* **WHAT IS BEING ASKED**
Take each line containing "annuncio" and report it exactly as written.

_ _ _ _ _ _ _

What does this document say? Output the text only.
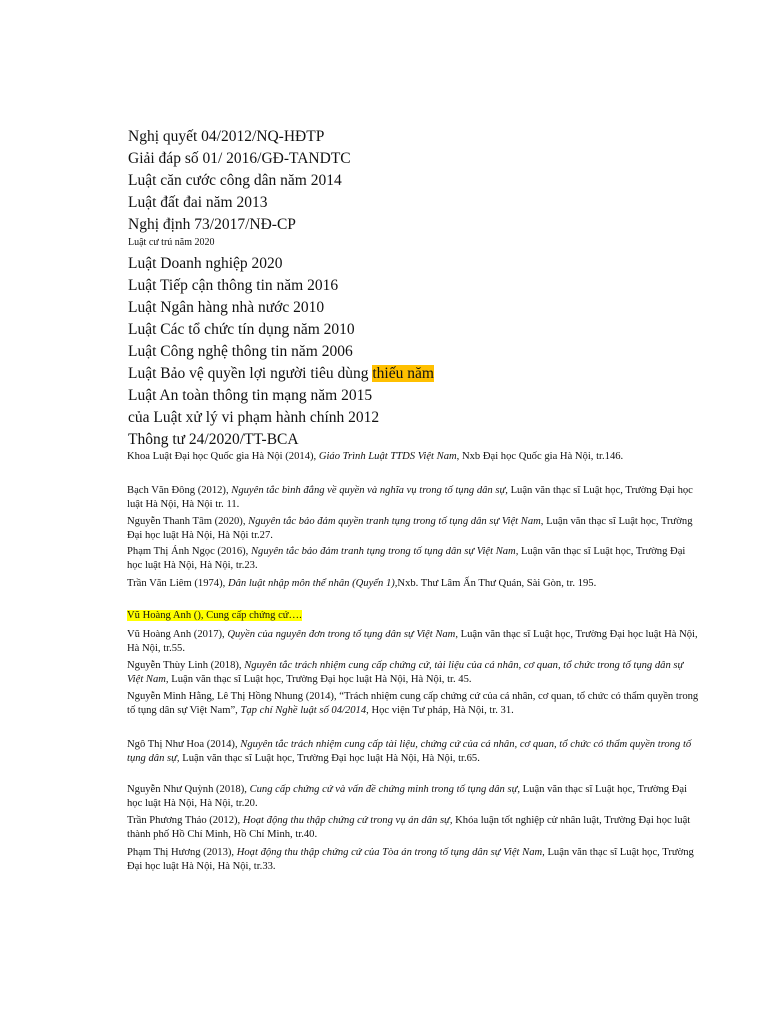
Nghị quyết 04/2012/NQ-HĐTP
Giải đáp số 01/ 2016/GĐ-TANDTC
Luật căn cước công dân năm 2014
Luật đất đai năm 2013
Nghị định 73/2017/NĐ-CP
Luật cư trú năm 2020
Luật Doanh nghiệp 2020
Luật Tiếp cận thông tin năm 2016
Luật Ngân hàng nhà nước 2010
Luật Các tổ chức tín dụng năm 2010
Luật Công nghệ thông tin năm 2006
Luật Bảo vệ quyền lợi người tiêu dùng thiếu năm
Luật An toàn thông tin mạng năm 2015
của Luật xử lý vi phạm hành chính 2012
Thông tư 24/2020/TT-BCA
Khoa Luật Đại học Quốc gia Hà Nội (2014), Giáo Trình Luật TTDS Việt Nam, Nxb Đại học Quốc gia Hà Nội, tr.146.
Bạch Văn Đông (2012), Nguyên tắc bình đẳng về quyền và nghĩa vụ trong tố tụng dân sự, Luận văn thạc sĩ Luật học, Trường Đại học luật Hà Nội, Hà Nội tr. 11.
Nguyễn Thanh Tâm (2020), Nguyên tắc bảo đảm quyền tranh tụng trong tố tụng dân sự Việt Nam, Luận văn thạc sĩ Luật học, Trường Đại học luật Hà Nội, Hà Nội tr.27.
Phạm Thị Ánh Ngọc (2016), Nguyên tắc bảo đảm tranh tụng trong tố tụng dân sự Việt Nam, Luận văn thạc sĩ Luật học, Trường Đại học luật Hà Nội, Hà Nội, tr.23.
Trần Văn Liêm (1974), Dân luật nhập môn thể nhân (Quyển 1),Nxb. Thư Lâm Ấn Thư Quán, Sài Gòn, tr. 195.
Vũ Hoàng Anh (), Cung cấp chứng cứ….
Vũ Hoàng Anh (2017), Quyền của nguyên đơn trong tố tụng dân sự Việt Nam, Luận văn thạc sĩ Luật học, Trường Đại học luật Hà Nội, Hà Nội, tr.55.
Nguyễn Thùy Linh (2018), Nguyên tắc trách nhiệm cung cấp chứng cứ, tài liệu của cá nhân, cơ quan, tổ chức trong tố tụng dân sự Việt Nam, Luận văn thạc sĩ Luật học, Trường Đại học luật Hà Nội, Hà Nội, tr. 45.
Nguyễn Minh Hằng, Lê Thị Hồng Nhung (2014), “Trách nhiệm cung cấp chứng cứ của cá nhân, cơ quan, tổ chức có thẩm quyền trong tố tụng dân sự Việt Nam”, Tạp chí Nghề luật số 04/2014, Học viện Tư pháp, Hà Nội, tr. 31.
Ngô Thị Như Hoa (2014), Nguyên tắc trách nhiệm cung cấp tài liệu, chứng cứ của cá nhân, cơ quan, tổ chức có thẩm quyền trong tố tụng dân sự, Luận văn thạc sĩ Luật học, Trường Đại học luật Hà Nội, Hà Nội, tr.65.
Nguyễn Như Quỳnh (2018), Cung cấp chứng cứ và vấn đề chứng minh trong tố tụng dân sự, Luận văn thạc sĩ Luật học, Trường Đại học luật Hà Nội, Hà Nội, tr.20.
Trần Phương Thảo (2012), Hoạt động thu thập chứng cứ trong vụ án dân sự, Khóa luận tốt nghiệp cử nhân luật, Trường Đại học luật thành phố Hồ Chí Minh, Hồ Chí Minh, tr.40.
Phạm Thị Hương (2013), Hoạt động thu thập chứng cứ của Tòa án trong tố tụng dân sự Việt Nam, Luận văn thạc sĩ Luật học, Trường Đại học luật Hà Nội, Hà Nội, tr.33.
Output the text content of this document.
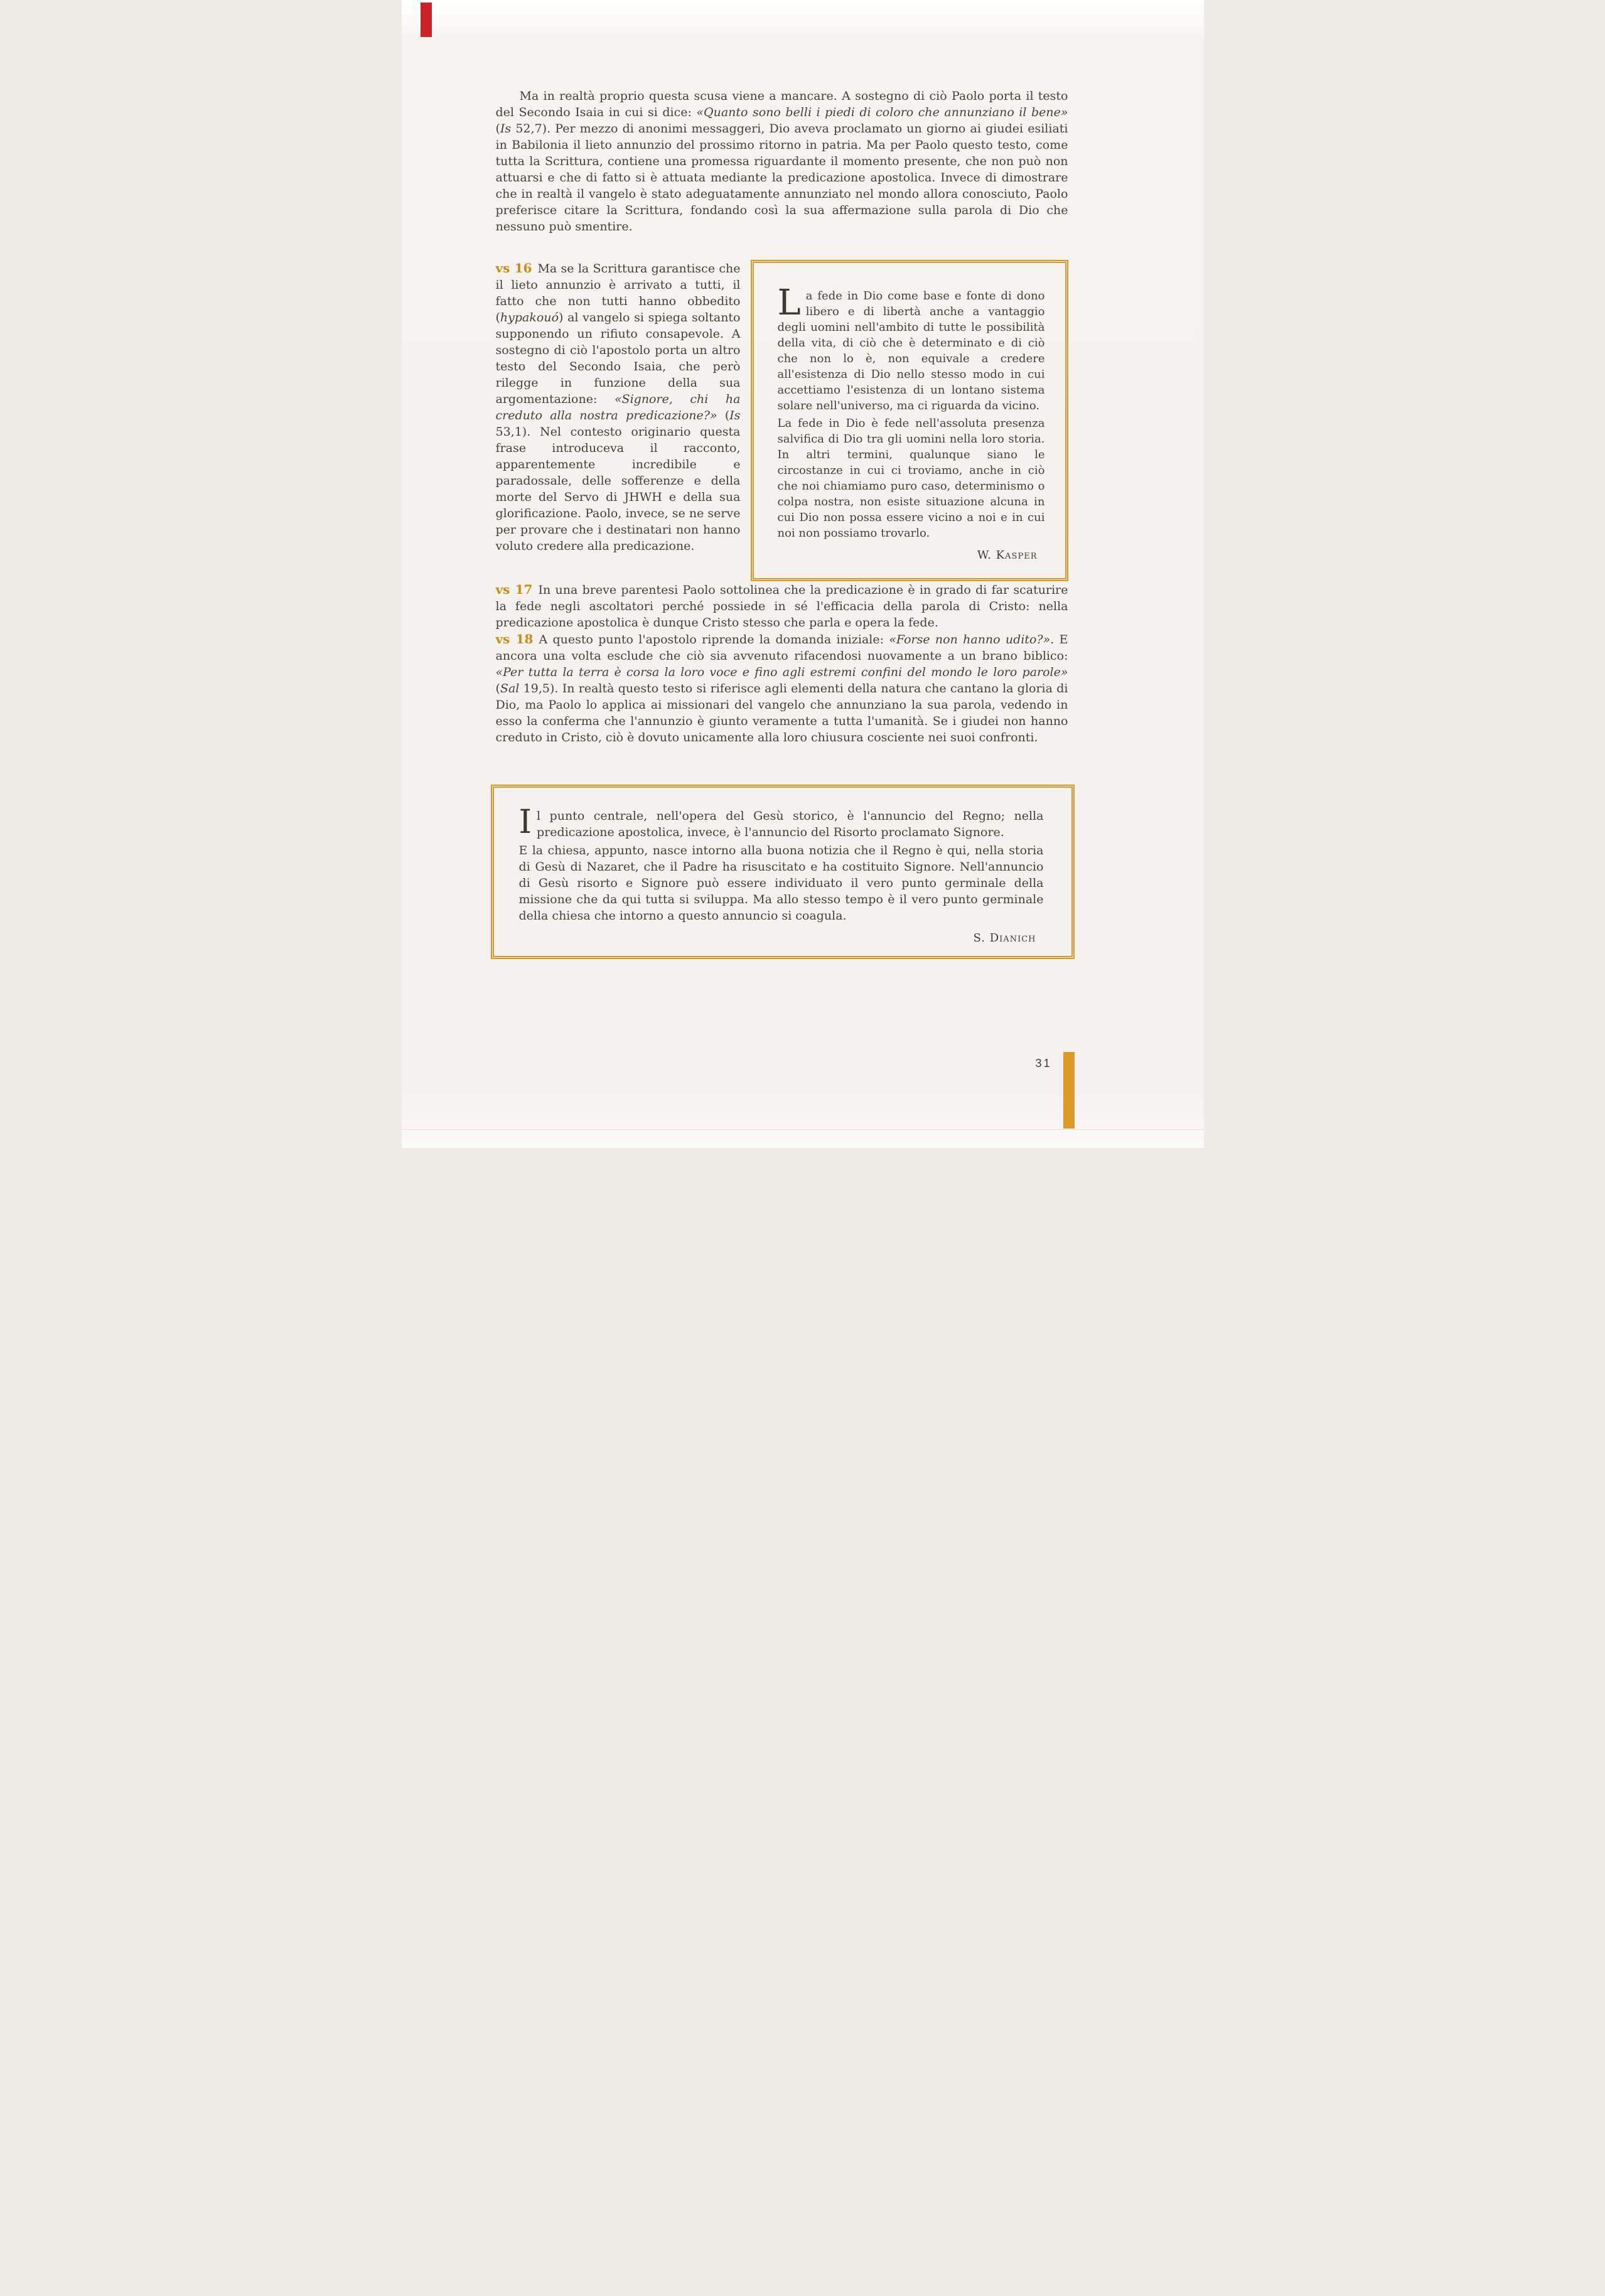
Ma in realtà proprio questa scusa viene a mancare. A sostegno di ciò Paolo porta il testo del Secondo Isaia in cui si dice: «Quanto sono belli i piedi di coloro che annunziano il bene» (Is 52,7). Per mezzo di anonimi messaggeri, Dio aveva proclamato un giorno ai giudei esiliati in Babilonia il lieto annunzio del prossimo ritorno in patria. Ma per Paolo questo testo, come tutta la Scrittura, contiene una promessa riguardante il momento presente, che non può non attuarsi e che di fatto si è attuata mediante la predicazione apostolica. Invece di dimostrare che in realtà il vangelo è stato adeguatamente annunziato nel mondo allora conosciuto, Paolo preferisce citare la Scrittura, fondando così la sua affermazione sulla parola di Dio che nessuno può smentire.

vs 16 Ma se la Scrittura garantisce che il lieto annunzio è arrivato a tutti, il fatto che non tutti hanno obbedito (hypakouó) al vangelo si spiega soltanto supponendo un rifiuto consapevole. A sostegno di ciò l'apostolo porta un altro testo del Secondo Isaia, che però rilegge in funzione della sua argomentazione: «Signore, chi ha creduto alla nostra predicazione?» (Is 53,1). Nel contesto originario questa frase introduceva il racconto, apparentemente incredibile e paradossale, delle sofferenze e della morte del Servo di JHWH e della sua glorificazione. Paolo, invece, se ne serve per provare che i destinatari non hanno voluto credere alla predicazione.

La fede in Dio come base e fonte di dono libero e di libertà anche a vantaggio degli uomini nell'ambito di tutte le possibilità della vita, di ciò che è determinato e di ciò che non lo è, non equivale a credere all'esistenza di Dio nello stesso modo in cui accettiamo l'esistenza di un lontano sistema solare nell'universo, ma ci riguarda da vicino.

La fede in Dio è fede nell'assoluta presenza salvifica di Dio tra gli uomini nella loro storia. In altri termini, qualunque siano le circostanze in cui ci troviamo, anche in ciò che noi chiamiamo puro caso, determinismo o colpa nostra, non esiste situazione alcuna in cui Dio non possa essere vicino a noi e in cui noi non possiamo trovarlo.

W. Kasper

vs 17 In una breve parentesi Paolo sottolinea che la predicazione è in grado di far scaturire la fede negli ascoltatori perché possiede in sé l'efficacia della parola di Cristo: nella predicazione apostolica è dunque Cristo stesso che parla e opera la fede.

vs 18 A questo punto l'apostolo riprende la domanda iniziale: «Forse non hanno udito?». E ancora una volta esclude che ciò sia avvenuto rifacendosi nuovamente a un brano biblico: «Per tutta la terra è corsa la loro voce e fino agli estremi confini del mondo le loro parole» (Sal 19,5). In realtà questo testo si riferisce agli elementi della natura che cantano la gloria di Dio, ma Paolo lo applica ai missionari del vangelo che annunziano la sua parola, vedendo in esso la conferma che l'annunzio è giunto veramente a tutta l'umanità. Se i giudei non hanno creduto in Cristo, ciò è dovuto unicamente alla loro chiusura cosciente nei suoi confronti.

Il punto centrale, nell'opera del Gesù storico, è l'annuncio del Regno; nella predicazione apostolica, invece, è l'annuncio del Risorto proclamato Signore.

E la chiesa, appunto, nasce intorno alla buona notizia che il Regno è qui, nella storia di Gesù di Nazaret, che il Padre ha risuscitato e ha costituito Signore. Nell'annuncio di Gesù risorto e Signore può essere individuato il vero punto germinale della missione che da qui tutta si sviluppa. Ma allo stesso tempo è il vero punto germinale della chiesa che intorno a questo annuncio si coagula.

S. Dianich
31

_ _ _ _ _ _ _

* **SOLUTION**
Il punto centrale, nell'opera del Gesù storico, è l'annuncio del Regno; nella predicazione apostolica, invece, è l'annuncio del Risorto proclamato Signore.
E la chiesa, appunto, nasce intorno alla buona notizia che il Regno è qui, nella storia di Gesù di Nazaret, che il Padre ha risuscitato e ha costituito Signore. Nell'annuncio di Gesù risorto e Signore può essere individuato il vero punto germinale della missione che da qui tutta si sviluppa. Ma allo stesso tempo è il vero punto germinale della chiesa che intorno a questo annuncio si coagula.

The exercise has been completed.